EXCERPT PROVIDED>
[START]
Ira Day & Co. v. Roberts
Ira Day & Co. v. Roberts
Opinion of the Court
The opinion of the court was delivered by
This case turns upon the sufficiency of the defendant’s return upon the execution in favor of the plaintiffs against Bolls. If the defendant’s proceedings in relation to that levy be regular and valid, so that a good title was created by the levy, then the action cannot be sustained.
The first objection to the levy is, “ that it does not appear, from the defendant’s return, that the appraisers were disinterested.”
The return does not say, in terms, that they were so. But the question is, whether it is not implied in the terms used.
Notwithstanding all the nicety which has been exhibited on this subject, the form of a return, promulgated by Judge Chipman, at a very early day, has uniformly been held sufficient,' both in our state courts, and in the courts of the United States, from the period'of its promulgation to the present day. — See Seymour’s Adm’r vs. Beach, 4 Vt. R. 493. In that case, the return was held sufficient, although liable to the precise objection- raised here.
The only expression in the return, and in the form of Judge Chipman, descriptive of the qualifications of the appraisers, is the following, viz: “good and lawful freeholders of the vicinity.”
Does this import’ disinterested? The term lawful, as here used, has uniformly been understood as importing all the qualifications which the statute requires ; and in this way only, can- such a return be sustained. The terms have not been understood as importing merely that the appraisers were legal freeholders, but as implying that they were such freeholders as the law requires for this duty, or such as could lawfully discharge it . The qualification of disinterestedness is involved in this interpretation.
[END]
OBJECTIVE A>
In the listing below, lay out the part that opens with the line containing "Circle shape bbox=[152, 459, 159, 468]" and closes with the line containing "Polygon shape bbox=[331, 129, 414, 192]" as a Markdown table with columns Row and Line, leaving out blank lines.

TASK DATA>
[START]
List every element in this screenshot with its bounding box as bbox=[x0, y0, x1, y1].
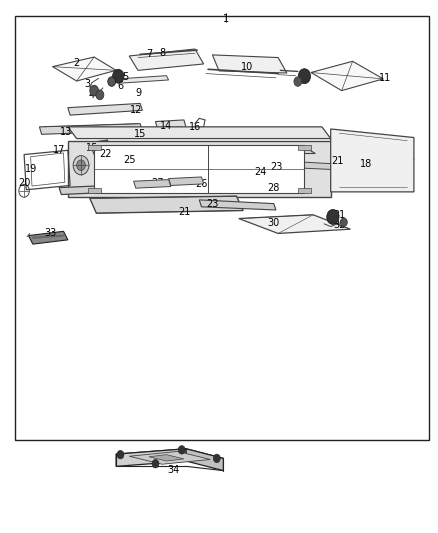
Circle shape bbox=[152, 459, 159, 468]
Circle shape bbox=[117, 450, 124, 459]
Text: 10: 10 bbox=[241, 62, 254, 71]
Text: 6: 6 bbox=[117, 82, 124, 91]
Circle shape bbox=[294, 77, 302, 86]
Text: 9: 9 bbox=[135, 88, 141, 98]
Polygon shape bbox=[186, 449, 223, 471]
Text: 3: 3 bbox=[85, 79, 91, 89]
Circle shape bbox=[77, 160, 85, 171]
Text: 23: 23 bbox=[206, 199, 219, 208]
Text: 1: 1 bbox=[223, 14, 229, 23]
Polygon shape bbox=[59, 181, 208, 195]
Polygon shape bbox=[331, 129, 414, 192]
Text: 2: 2 bbox=[74, 58, 80, 68]
Polygon shape bbox=[129, 451, 210, 464]
Text: 20: 20 bbox=[18, 178, 30, 188]
Text: 32: 32 bbox=[333, 220, 346, 230]
Polygon shape bbox=[68, 141, 331, 197]
Polygon shape bbox=[331, 150, 414, 160]
Circle shape bbox=[73, 156, 89, 175]
Text: 34: 34 bbox=[167, 465, 179, 475]
Text: 22: 22 bbox=[99, 149, 111, 158]
Polygon shape bbox=[68, 127, 331, 139]
Polygon shape bbox=[118, 76, 169, 83]
Polygon shape bbox=[53, 57, 116, 81]
Polygon shape bbox=[90, 196, 243, 213]
Polygon shape bbox=[68, 103, 142, 115]
Polygon shape bbox=[129, 49, 204, 70]
Text: 30: 30 bbox=[268, 218, 280, 228]
Polygon shape bbox=[88, 145, 101, 150]
Polygon shape bbox=[311, 61, 383, 91]
Polygon shape bbox=[116, 449, 186, 466]
Text: 17: 17 bbox=[53, 146, 65, 155]
Text: 5: 5 bbox=[122, 72, 128, 82]
Polygon shape bbox=[298, 188, 311, 193]
Text: 21: 21 bbox=[178, 207, 190, 217]
Text: 27: 27 bbox=[152, 179, 164, 188]
Text: 21: 21 bbox=[331, 157, 343, 166]
Circle shape bbox=[113, 69, 124, 83]
Polygon shape bbox=[145, 127, 182, 135]
Polygon shape bbox=[212, 55, 287, 73]
Circle shape bbox=[340, 218, 347, 227]
Polygon shape bbox=[88, 188, 101, 193]
Polygon shape bbox=[199, 200, 276, 210]
Polygon shape bbox=[94, 145, 304, 193]
Text: 24: 24 bbox=[254, 167, 267, 176]
Text: 28: 28 bbox=[268, 183, 280, 192]
Text: 26: 26 bbox=[195, 179, 208, 189]
Polygon shape bbox=[149, 455, 184, 461]
Text: 18: 18 bbox=[360, 159, 372, 168]
Text: 23: 23 bbox=[270, 162, 282, 172]
Bar bbox=[15, 16, 429, 440]
Text: 33: 33 bbox=[44, 229, 57, 238]
Circle shape bbox=[90, 85, 99, 96]
Text: 31: 31 bbox=[333, 210, 346, 220]
Text: 12: 12 bbox=[130, 106, 142, 115]
Circle shape bbox=[96, 90, 104, 100]
Text: 15: 15 bbox=[134, 130, 146, 139]
Text: 4: 4 bbox=[89, 90, 95, 100]
Circle shape bbox=[178, 446, 185, 454]
Polygon shape bbox=[116, 449, 223, 464]
Text: 7: 7 bbox=[146, 50, 152, 59]
Polygon shape bbox=[39, 124, 142, 134]
Polygon shape bbox=[263, 160, 332, 169]
Polygon shape bbox=[155, 120, 186, 130]
Polygon shape bbox=[298, 145, 311, 150]
Text: 11: 11 bbox=[379, 74, 392, 83]
Text: 14: 14 bbox=[160, 122, 173, 131]
Circle shape bbox=[327, 209, 339, 224]
Polygon shape bbox=[92, 148, 315, 155]
Text: 15: 15 bbox=[86, 143, 98, 152]
Text: 8: 8 bbox=[159, 49, 165, 58]
Text: 19: 19 bbox=[25, 164, 37, 174]
Polygon shape bbox=[239, 215, 350, 233]
Circle shape bbox=[213, 454, 220, 463]
Circle shape bbox=[108, 77, 116, 86]
Text: 13: 13 bbox=[60, 127, 72, 137]
Polygon shape bbox=[134, 180, 171, 188]
Polygon shape bbox=[169, 177, 204, 185]
Text: 25: 25 bbox=[123, 156, 135, 165]
Circle shape bbox=[298, 69, 311, 84]
Text: 16: 16 bbox=[189, 122, 201, 132]
Polygon shape bbox=[28, 231, 68, 244]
[END]
OBJECTIVE B>
Answer these questions on the court opinion above, one line each:
(i) What is the first objection raised to the levy?
(ii) Which case is cited where a return was held sufficient despite the same objection?
(iii) What expression in the return describes the qualifications of the appraisers?

COMPLETE RESPONSE A>
| Row | Line |
|---|---|
| 1 | Circle shape bbox=[152, 459, 159, 468] |
| 2 | Circle shape bbox=[117, 450, 124, 459] |
| 3 | Text: 10: 10 bbox=[241, 62, 254, 71] |
| 4 | Text: 6: 6 bbox=[117, 82, 124, 91] |
| 5 | Circle shape bbox=[294, 77, 302, 86] |
| 6 | Text: 9: 9 bbox=[135, 88, 141, 98] |
| 7 | Polygon shape bbox=[186, 449, 223, 471] |
| 8 | Text: 3: 3 bbox=[85, 79, 91, 89] |
| 9 | Circle shape bbox=[77, 160, 85, 171] |
| 10 | Text: 23: 23 bbox=[206, 199, 219, 208] |
| 11 | Text: 1: 1 bbox=[223, 14, 229, 23] |
| 12 | Polygon shape bbox=[59, 181, 208, 195] |
| 13 | Polygon shape bbox=[331, 129, 414, 192] |

COMPLETE RESPONSE B>
(i) That it does not appear from the defendant's return that the appraisers were disinterested.
(ii) Seymour's Adm'r vs. Beach, 4 Vt. R. 493.
(iii) "good and lawful freeholders of the vicinity"